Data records
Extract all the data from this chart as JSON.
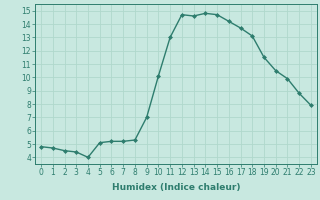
{
  "x": [
    0,
    1,
    2,
    3,
    4,
    5,
    6,
    7,
    8,
    9,
    10,
    11,
    12,
    13,
    14,
    15,
    16,
    17,
    18,
    19,
    20,
    21,
    22,
    23
  ],
  "y": [
    4.8,
    4.7,
    4.5,
    4.4,
    4.0,
    5.1,
    5.2,
    5.2,
    5.3,
    7.0,
    10.1,
    13.0,
    14.7,
    14.6,
    14.8,
    14.7,
    14.2,
    13.7,
    13.1,
    11.5,
    10.5,
    9.9,
    8.8,
    7.9
  ],
  "line_color": "#2e7d6e",
  "marker": "D",
  "marker_size": 2.0,
  "bg_color": "#c8e8e0",
  "grid_color": "#b0d8cc",
  "xlabel": "Humidex (Indice chaleur)",
  "xlim": [
    -0.5,
    23.5
  ],
  "ylim": [
    3.5,
    15.5
  ],
  "yticks": [
    4,
    5,
    6,
    7,
    8,
    9,
    10,
    11,
    12,
    13,
    14,
    15
  ],
  "xticks": [
    0,
    1,
    2,
    3,
    4,
    5,
    6,
    7,
    8,
    9,
    10,
    11,
    12,
    13,
    14,
    15,
    16,
    17,
    18,
    19,
    20,
    21,
    22,
    23
  ],
  "tick_label_fontsize": 5.5,
  "xlabel_fontsize": 6.5,
  "line_width": 1.0
}
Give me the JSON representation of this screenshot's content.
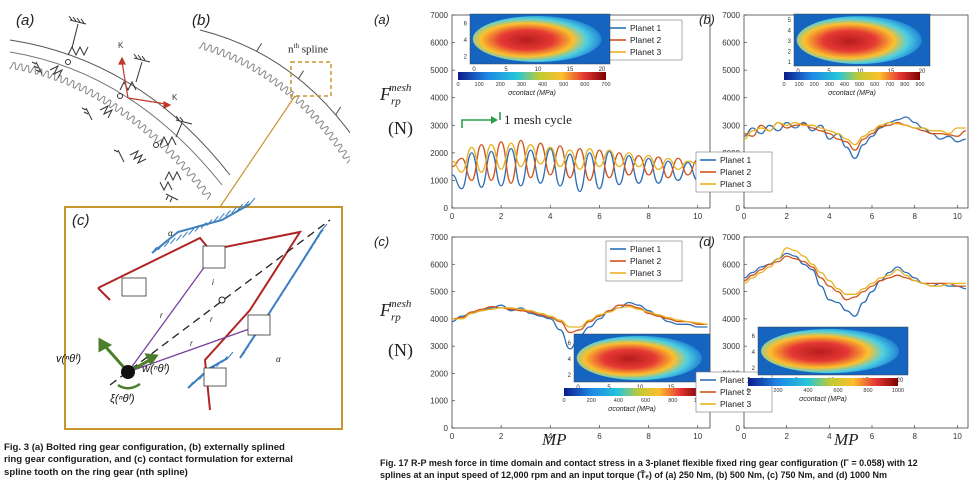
{
  "fig3": {
    "label_a": "(a)",
    "label_b": "(b)",
    "label_c": "(c)",
    "spline_label": "n",
    "spline_sup": "th",
    "spline_word": " spline",
    "caption_line1": "Fig. 3    (a) Bolted ring gear configuration, (b) externally splined",
    "caption_line2": "ring gear configuration, and (c) contact formulation for external",
    "caption_line3": "spline tooth on the ring gear (nth spline)"
  },
  "fig17": {
    "ylabel_main": "F",
    "ylabel_sup": "mesh",
    "ylabel_sub": "rp",
    "ylabel_unit": "(N)",
    "xlabel": "MP",
    "mesh_cycle_note": "1 mesh cycle",
    "caption_line1": "Fig. 17    R-P mesh force in time domain and contact stress in a 3-planet flexible fixed ring gear configuration (Γ = 0.058) with 12",
    "caption_line2": "splines at an input speed of 12,000 rpm and an input torque (T̄ₑ) of (a) 250 Nm, (b) 500 Nm, (c) 750 Nm, and (d) 1000 Nm",
    "colorbar_label": "σ",
    "colorbar_sup": "contact",
    "colorbar_unit": "(MPa)"
  },
  "chart_data": [
    {
      "type": "line",
      "panel": "(a)",
      "x": [
        0,
        0.4,
        0.8,
        1.2,
        1.6,
        2,
        2.4,
        2.8,
        3.2,
        3.6,
        4,
        4.4,
        4.8,
        5.2,
        5.6,
        6,
        6.4,
        6.8,
        7.2,
        7.6,
        8,
        8.4,
        8.8,
        9.2,
        9.6,
        10,
        10.4
      ],
      "series": [
        {
          "name": "Planet 1",
          "values": [
            1200,
            700,
            2000,
            750,
            2050,
            800,
            2150,
            800,
            2100,
            900,
            2150,
            800,
            1950,
            600,
            2000,
            700,
            2050,
            850,
            1900,
            900,
            1800,
            900,
            1700,
            1000,
            1650,
            1000,
            800
          ]
        },
        {
          "name": "Planet 2",
          "values": [
            1500,
            1800,
            1000,
            2300,
            1000,
            2400,
            900,
            2450,
            1100,
            2350,
            1200,
            2250,
            1100,
            2150,
            1000,
            2100,
            1100,
            2000,
            1200,
            1900,
            1200,
            1850,
            1100,
            1800,
            1200,
            1750,
            1600
          ]
        },
        {
          "name": "Planet 3",
          "values": [
            1700,
            1300,
            2200,
            1300,
            2300,
            1400,
            2350,
            1500,
            2300,
            1600,
            2200,
            1500,
            2100,
            1400,
            2150,
            1500,
            2100,
            1500,
            2000,
            1500,
            1900,
            1400,
            1800,
            1400,
            1700,
            1600,
            1000
          ]
        }
      ],
      "xlim": [
        0,
        10.5
      ],
      "ylim": [
        0,
        7000
      ],
      "xticks": [
        "0",
        "2",
        "4",
        "6",
        "8",
        "10"
      ],
      "yticks": [
        "0",
        "1000",
        "2000",
        "3000",
        "4000",
        "5000",
        "6000",
        "7000"
      ],
      "inset": {
        "xticks": [
          "0",
          "5",
          "10",
          "15",
          "20"
        ],
        "yticks": [
          "2",
          "4",
          "6"
        ],
        "colorbar_ticks": [
          "0",
          "100",
          "200",
          "300",
          "400",
          "500",
          "600",
          "700"
        ]
      }
    },
    {
      "type": "line",
      "panel": "(b)",
      "x": [
        0,
        0.4,
        0.8,
        1.2,
        1.6,
        2,
        2.4,
        2.8,
        3.2,
        3.6,
        4,
        4.4,
        4.8,
        5.2,
        5.6,
        6,
        6.4,
        6.8,
        7.2,
        7.6,
        8,
        8.4,
        8.8,
        9.2,
        9.6,
        10,
        10.4
      ],
      "series": [
        {
          "name": "Planet 1",
          "values": [
            2600,
            2900,
            2700,
            3000,
            2800,
            3100,
            2900,
            3100,
            2800,
            3000,
            2500,
            2700,
            2200,
            1800,
            2300,
            2600,
            2900,
            3100,
            3200,
            3300,
            3100,
            2900,
            2700,
            2500,
            2600,
            2400,
            2500
          ]
        },
        {
          "name": "Planet 2",
          "values": [
            2700,
            2600,
            3000,
            2800,
            3100,
            2900,
            3000,
            3050,
            2900,
            2800,
            2700,
            2500,
            2400,
            2100,
            2500,
            2700,
            2950,
            3000,
            3100,
            3000,
            2900,
            2800,
            2700,
            2700,
            2650,
            2600,
            2800
          ]
        },
        {
          "name": "Planet 3",
          "values": [
            2500,
            2800,
            2900,
            2800,
            3100,
            3000,
            3100,
            3000,
            3000,
            2900,
            2800,
            2700,
            2500,
            2300,
            2600,
            2800,
            3000,
            3100,
            3050,
            3000,
            2900,
            2900,
            2800,
            2800,
            2700,
            2900,
            2900
          ]
        }
      ],
      "xlim": [
        0,
        10.5
      ],
      "ylim": [
        0,
        7000
      ],
      "xticks": [
        "0",
        "2",
        "4",
        "6",
        "8",
        "10"
      ],
      "yticks": [
        "0",
        "1000",
        "2000",
        "3000",
        "4000",
        "5000",
        "6000",
        "7000"
      ],
      "inset": {
        "xticks": [
          "0",
          "5",
          "10",
          "15",
          "20"
        ],
        "yticks": [
          "1",
          "2",
          "3",
          "4",
          "5"
        ],
        "colorbar_ticks": [
          "0",
          "100",
          "200",
          "300",
          "400",
          "500",
          "600",
          "700",
          "800",
          "900"
        ]
      }
    },
    {
      "type": "line",
      "panel": "(c)",
      "x": [
        0,
        0.4,
        0.8,
        1.2,
        1.6,
        2,
        2.4,
        2.8,
        3.2,
        3.6,
        4,
        4.4,
        4.8,
        5.2,
        5.6,
        6,
        6.4,
        6.8,
        7.2,
        7.6,
        8,
        8.4,
        8.8,
        9.2,
        9.6,
        10,
        10.4
      ],
      "series": [
        {
          "name": "Planet 1",
          "values": [
            3900,
            4100,
            4200,
            4300,
            4400,
            4500,
            4300,
            4400,
            4200,
            4100,
            4000,
            3600,
            2900,
            3400,
            3700,
            4000,
            4300,
            4400,
            4600,
            4500,
            4300,
            4100,
            3900,
            3800,
            3800,
            3700,
            3700
          ]
        },
        {
          "name": "Planet 2",
          "values": [
            4000,
            4050,
            4250,
            4350,
            4450,
            4400,
            4350,
            4300,
            4250,
            4150,
            4050,
            3900,
            3500,
            3600,
            3900,
            4100,
            4300,
            4500,
            4500,
            4400,
            4200,
            4100,
            4000,
            3900,
            3900,
            3800,
            3800
          ]
        },
        {
          "name": "Planet 3",
          "values": [
            4000,
            4000,
            4200,
            4300,
            4350,
            4400,
            4400,
            4350,
            4300,
            4200,
            4100,
            3950,
            3700,
            3700,
            3950,
            4150,
            4250,
            4400,
            4450,
            4350,
            4250,
            4150,
            4050,
            3950,
            3900,
            3850,
            3800
          ]
        }
      ],
      "xlim": [
        0,
        10.5
      ],
      "ylim": [
        0,
        7000
      ],
      "xticks": [
        "0",
        "2",
        "4",
        "6",
        "8",
        "10"
      ],
      "yticks": [
        "0",
        "1000",
        "2000",
        "3000",
        "4000",
        "5000",
        "6000",
        "7000"
      ],
      "inset": {
        "xticks": [
          "0",
          "5",
          "10",
          "15",
          "20"
        ],
        "yticks": [
          "2",
          "4",
          "6"
        ],
        "colorbar_ticks": [
          "0",
          "200",
          "400",
          "600",
          "800",
          "1000"
        ]
      }
    },
    {
      "type": "line",
      "panel": "(d)",
      "x": [
        0,
        0.4,
        0.8,
        1.2,
        1.6,
        2,
        2.4,
        2.8,
        3.2,
        3.6,
        4,
        4.4,
        4.8,
        5.2,
        5.6,
        6,
        6.4,
        6.8,
        7.2,
        7.6,
        8,
        8.4,
        8.8,
        9.2,
        9.6,
        10,
        10.4
      ],
      "series": [
        {
          "name": "Planet 1",
          "values": [
            5500,
            5700,
            5900,
            6000,
            6200,
            6400,
            6300,
            6000,
            5800,
            5200,
            4700,
            4600,
            4300,
            4100,
            4600,
            5000,
            5400,
            5700,
            5900,
            5700,
            5500,
            5300,
            5200,
            5300,
            5200,
            5200,
            5100
          ]
        },
        {
          "name": "Planet 2",
          "values": [
            5400,
            5600,
            5800,
            6000,
            6100,
            6300,
            6200,
            6100,
            5900,
            5500,
            5200,
            5000,
            4700,
            4800,
            5000,
            5200,
            5400,
            5500,
            5600,
            5500,
            5400,
            5300,
            5300,
            5300,
            5300,
            5200,
            5200
          ]
        },
        {
          "name": "Planet 3",
          "values": [
            5300,
            5500,
            5700,
            5900,
            6200,
            6600,
            6500,
            6300,
            6000,
            5700,
            5400,
            5100,
            4900,
            4900,
            5100,
            5300,
            5500,
            5600,
            5800,
            5600,
            5400,
            5300,
            5200,
            5200,
            5300,
            5300,
            5300
          ]
        }
      ],
      "xlim": [
        0,
        10.5
      ],
      "ylim": [
        0,
        7000
      ],
      "xticks": [
        "0",
        "2",
        "4",
        "6",
        "8",
        "10"
      ],
      "yticks": [
        "0",
        "1000",
        "2000",
        "3000",
        "4000",
        "5000",
        "6000",
        "7000"
      ],
      "inset": {
        "xticks": [
          "0",
          "5",
          "10",
          "15",
          "20"
        ],
        "yticks": [
          "2",
          "4",
          "6"
        ],
        "colorbar_ticks": [
          "0",
          "200",
          "400",
          "600",
          "800",
          "1000"
        ]
      }
    }
  ],
  "colors": {
    "planet1": "#2f6fb5",
    "planet2": "#d0541d",
    "planet3": "#e8b321",
    "frame": "#b58a2a",
    "hatch": "#3a7fc0",
    "tooth": "#b02525"
  }
}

• [YOUR OBJECTIVE]
Report only the count of lines that include the string "configuration".

• [TASK RESPONSE]
3